## Excerpted records
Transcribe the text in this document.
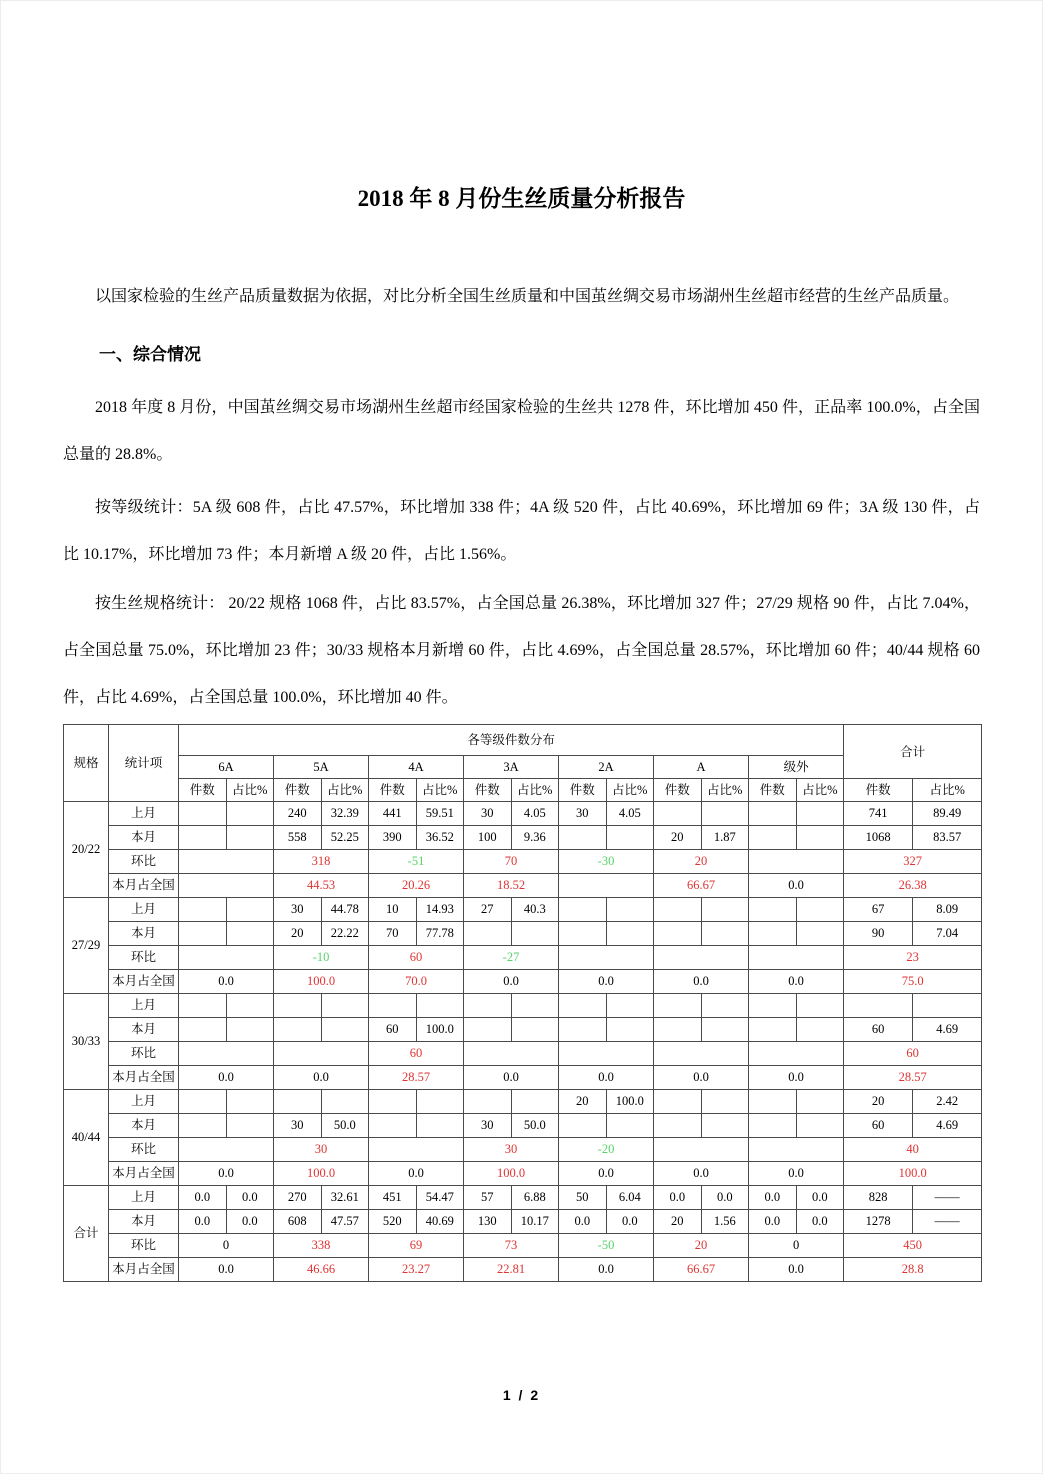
2018 年 8 月份生丝质量分析报告

以国家检验的生丝产品质量数据为依据，对比分析全国生丝质量和中国茧丝绸交易市场湖州生丝超市经营的生丝产品质量。

一、综合情况

2018 年度 8 月份，中国茧丝绸交易市场湖州生丝超市经国家检验的生丝共 1278 件，环比增加 450 件，正品率 100.0%，占全国总量的 28.8%。

按等级统计：5A 级 608 件，占比 47.57%，环比增加 338 件；4A 级 520 件，占比 40.69%，环比增加 69 件；3A 级 130 件，占比 10.17%，环比增加 73 件；本月新增 A 级 20 件，占比 1.56%。

按生丝规格统计： 20/22 规格 1068 件，占比 83.57%，占全国总量 26.38%，环比增加 327 件；27/29 规格 90 件，占比 7.04%，占全国总量 75.0%，环比增加 23 件；30/33 规格本月新增 60 件，占比 4.69%，占全国总量 28.57%，环比增加 60 件；40/44 规格 60 件，占比 4.69%，占全国总量 100.0%，环比增加 40 件。

规格	统计项	各等级件数分布														合计	
		6A		5A		4A		3A		2A		A		级外			
		件数	占比%	件数	占比%	件数	占比%	件数	占比%	件数	占比%	件数	占比%	件数	占比%	件数	占比%
20/22	上月			240	32.39	441	59.51	30	4.05	30	4.05					741	89.49
	本月			558	52.25	390	36.52	100	9.36			20	1.87			1068	83.57
	环比			318		-51		70		-30		20				327	
	本月占全国			44.53		20.26		18.52				66.67		0.0		26.38	
27/29	上月			30	44.78	10	14.93	27	40.3							67	8.09
	本月			20	22.22	70	77.78									90	7.04
	环比			-10		60		-27								23	
	本月占全国	0.0		100.0		70.0		0.0		0.0		0.0		0.0		75.0	
30/33	上月																
	本月					60	100.0									60	4.69
	环比					60										60	
	本月占全国	0.0		0.0		28.57		0.0		0.0		0.0		0.0		28.57	
40/44	上月									20	100.0					20	2.42
	本月			30	50.0			30	50.0							60	4.69
	环比			30				30		-20						40	
	本月占全国	0.0		100.0		0.0		100.0		0.0		0.0		0.0		100.0	
合计	上月	0.0	0.0	270	32.61	451	54.47	57	6.88	50	6.04	0.0	0.0	0.0	0.0	828	——
	本月	0.0	0.0	608	47.57	520	40.69	130	10.17	0.0	0.0	20	1.56	0.0	0.0	1278	——
	环比	0		338		69		73		-50		20		0		450	
	本月占全国	0.0		46.66		23.27		22.81		0.0		66.67		0.0		28.8	
1 / 2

## Aim
From the material above, gather all lines that include the string "本月占全国" and copy them.

## Answer to the exercise
	本月占全国			44.53		20.26		18.52				66.67		0.0		26.38	
	本月占全国	0.0		100.0		70.0		0.0		0.0		0.0		0.0		75.0	
	本月占全国	0.0		0.0		28.57		0.0		0.0		0.0		0.0		28.57	
	本月占全国	0.0		100.0		0.0		100.0		0.0		0.0		0.0		100.0	
	本月占全国	0.0		46.66		23.27		22.81		0.0		66.67		0.0		28.8	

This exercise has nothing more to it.